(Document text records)
********

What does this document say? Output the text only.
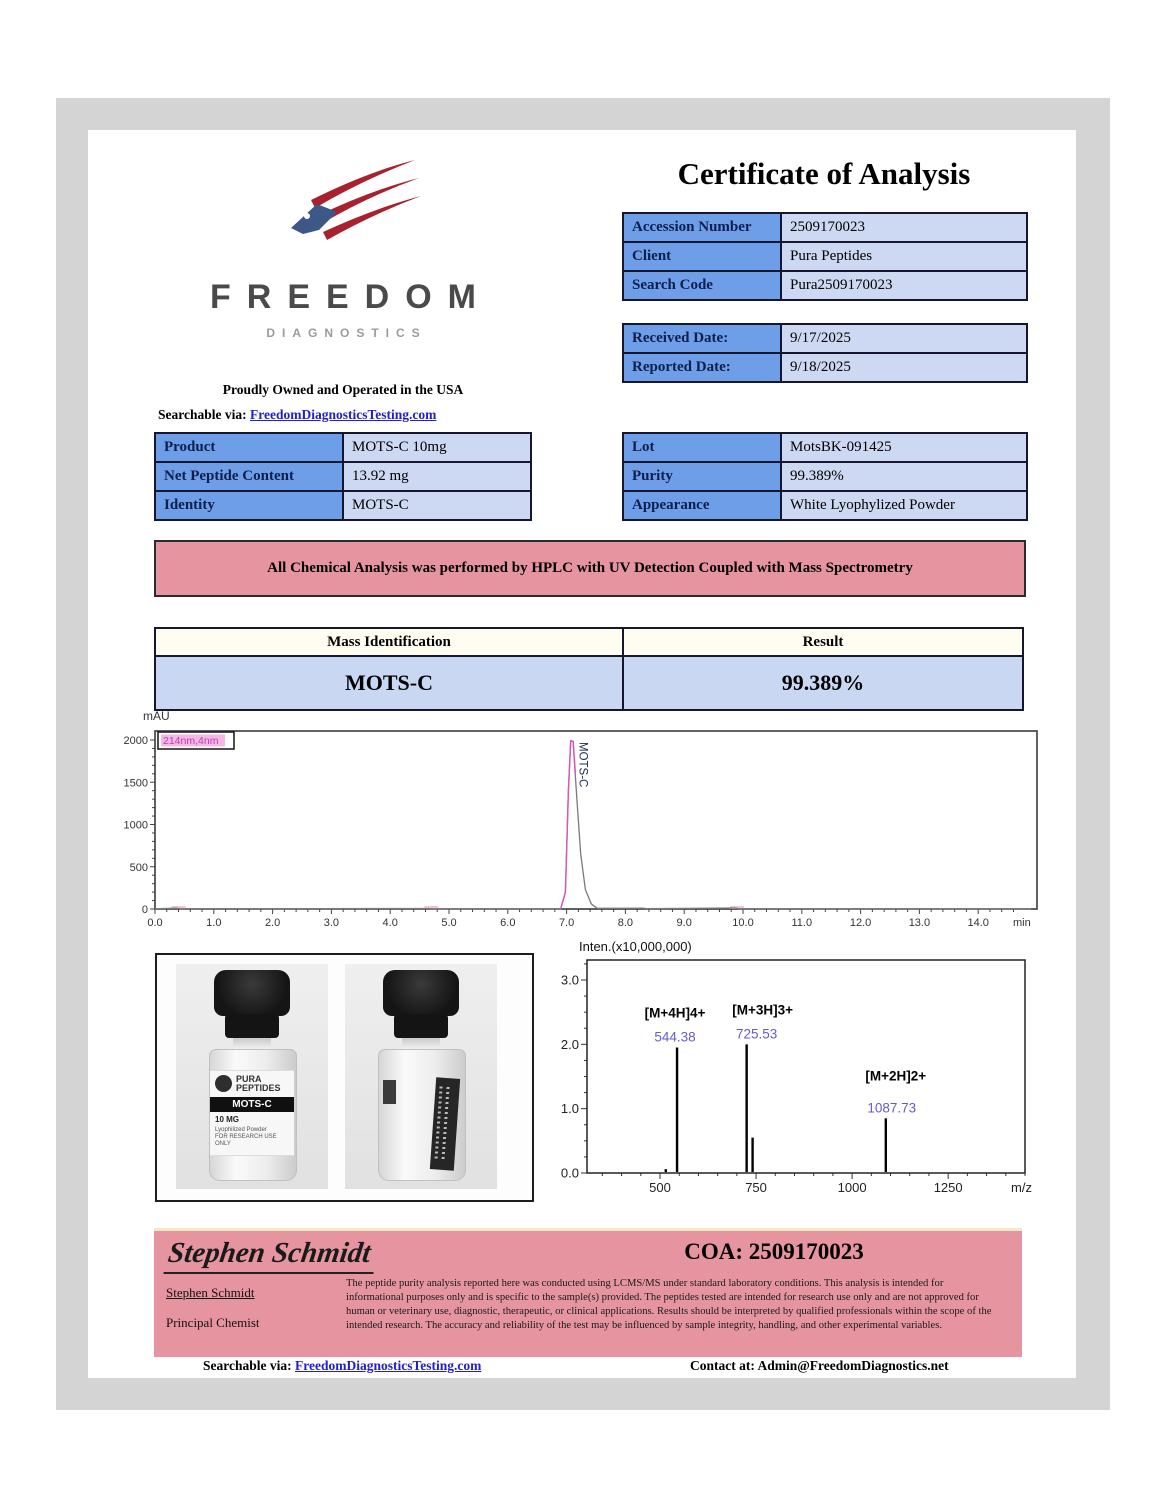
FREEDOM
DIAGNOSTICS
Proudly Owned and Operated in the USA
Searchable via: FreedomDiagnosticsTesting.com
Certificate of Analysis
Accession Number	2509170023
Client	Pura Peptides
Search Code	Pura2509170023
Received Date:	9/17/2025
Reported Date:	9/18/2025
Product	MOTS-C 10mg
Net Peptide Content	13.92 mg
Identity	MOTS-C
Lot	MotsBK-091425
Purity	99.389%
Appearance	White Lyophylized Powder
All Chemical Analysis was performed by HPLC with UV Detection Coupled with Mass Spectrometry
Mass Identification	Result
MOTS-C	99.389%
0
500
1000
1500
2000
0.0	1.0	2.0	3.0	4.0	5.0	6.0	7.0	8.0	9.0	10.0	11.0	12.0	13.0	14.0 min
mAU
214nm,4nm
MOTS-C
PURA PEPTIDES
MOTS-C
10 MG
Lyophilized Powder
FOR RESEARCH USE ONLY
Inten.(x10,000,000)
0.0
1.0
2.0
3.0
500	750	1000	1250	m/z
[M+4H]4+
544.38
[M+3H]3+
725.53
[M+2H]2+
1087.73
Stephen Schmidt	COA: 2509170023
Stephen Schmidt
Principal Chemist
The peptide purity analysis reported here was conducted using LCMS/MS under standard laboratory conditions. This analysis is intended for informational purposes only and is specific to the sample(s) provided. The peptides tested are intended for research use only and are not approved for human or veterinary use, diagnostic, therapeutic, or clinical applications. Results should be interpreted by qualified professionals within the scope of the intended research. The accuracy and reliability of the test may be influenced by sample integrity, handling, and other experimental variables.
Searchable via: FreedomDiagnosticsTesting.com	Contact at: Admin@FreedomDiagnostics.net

********

• Goal of the exercise:
Copy all lines above containing the string "Date".

• Response for this exercise:
Received Date:	9/17/2025
Reported Date:	9/18/2025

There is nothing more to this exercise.